>> Start Provided records

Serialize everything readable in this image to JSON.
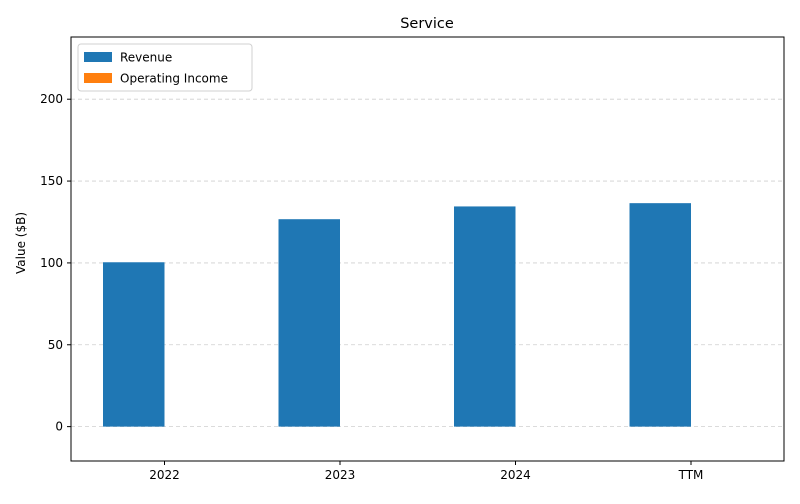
{
  "chart_data": {
    "type": "bar",
    "title": "Service",
    "xlabel": "",
    "ylabel": "Value ($B)",
    "categories": [
      "2022",
      "2023",
      "2024",
      "TTM"
    ],
    "series": [
      {
        "name": "Revenue",
        "color": "#1f77b4",
        "values": [
          100.4,
          126.7,
          134.5,
          136.5
        ]
      },
      {
        "name": "Operating Income",
        "color": "#ff7f0e",
        "values": [
          0,
          0,
          0,
          0
        ]
      }
    ],
    "ylim": [
      -21,
      238
    ],
    "yticks": [
      0,
      50,
      100,
      150,
      200
    ],
    "grid": "y-dashed",
    "legend": "top-left"
  }
}
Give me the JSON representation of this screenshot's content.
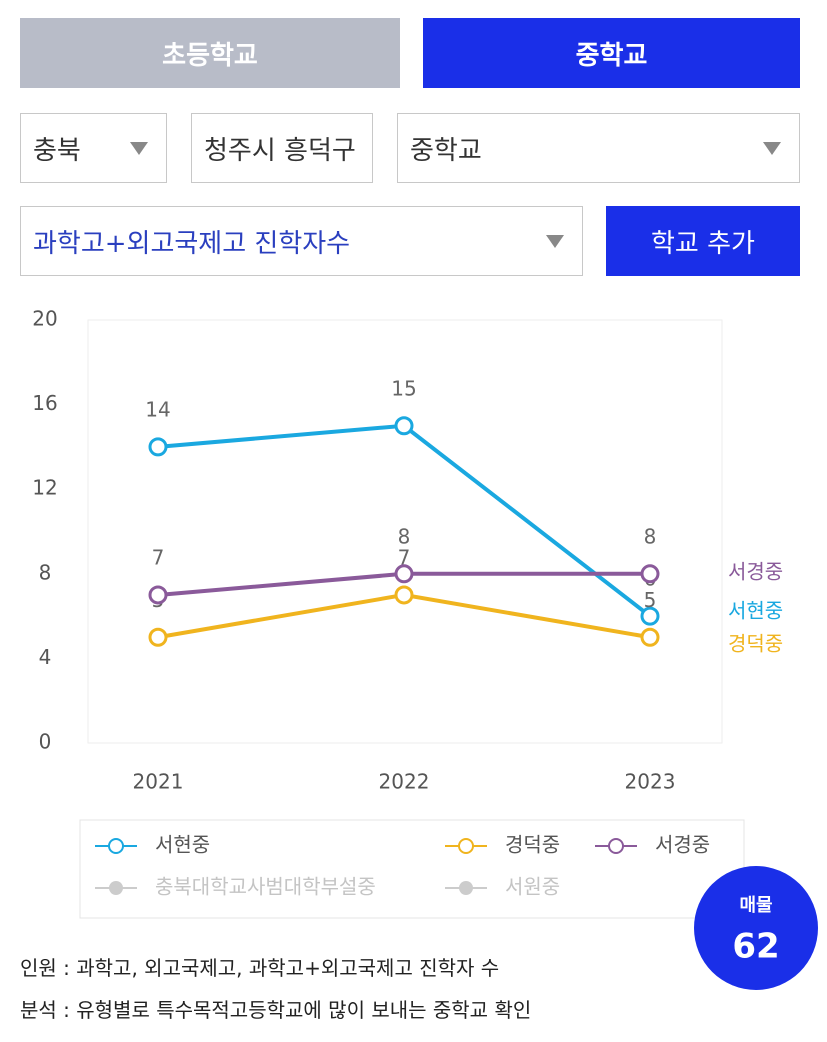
{
  "tabs": [
    "초등학교",
    "중학교"
  ],
  "filters": {
    "region": "충북",
    "district": "청주시 흥덕구",
    "level": "중학교",
    "metric": "과학고+외고국제고 진학자수"
  },
  "add_button": "학교 추가",
  "chart_data": {
    "type": "line",
    "categories": [
      "2021",
      "2022",
      "2023"
    ],
    "series": [
      {
        "name": "서현중",
        "color": "#1aa8e0",
        "values": [
          14,
          15,
          6
        ]
      },
      {
        "name": "경덕중",
        "color": "#f0b41e",
        "values": [
          5,
          7,
          5
        ]
      },
      {
        "name": "서경중",
        "color": "#8a5a9a",
        "values": [
          7,
          8,
          8
        ]
      }
    ],
    "hidden_series": [
      "충북대학교사범대학부설중",
      "서원중"
    ],
    "ylim": [
      0,
      20
    ],
    "yticks": [
      0,
      4,
      8,
      12,
      16,
      20
    ]
  },
  "badge": {
    "label": "매물",
    "value": 62
  },
  "notes": [
    "인원 : 과학고, 외고국제고, 과학고+외고국제고 진학자 수",
    "분석 : 유형별로 특수목적고등학교에 많이 보내는 중학교 확인"
  ]
}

>> End Provided records

### Exercise brief:
Show all lines from the records above where the word "외고국제고" occurs.

### Complete answer:
    "metric": "과학고+외고국제고 진학자수"
    "인원 : 과학고, 외고국제고, 과학고+외고국제고 진학자 수",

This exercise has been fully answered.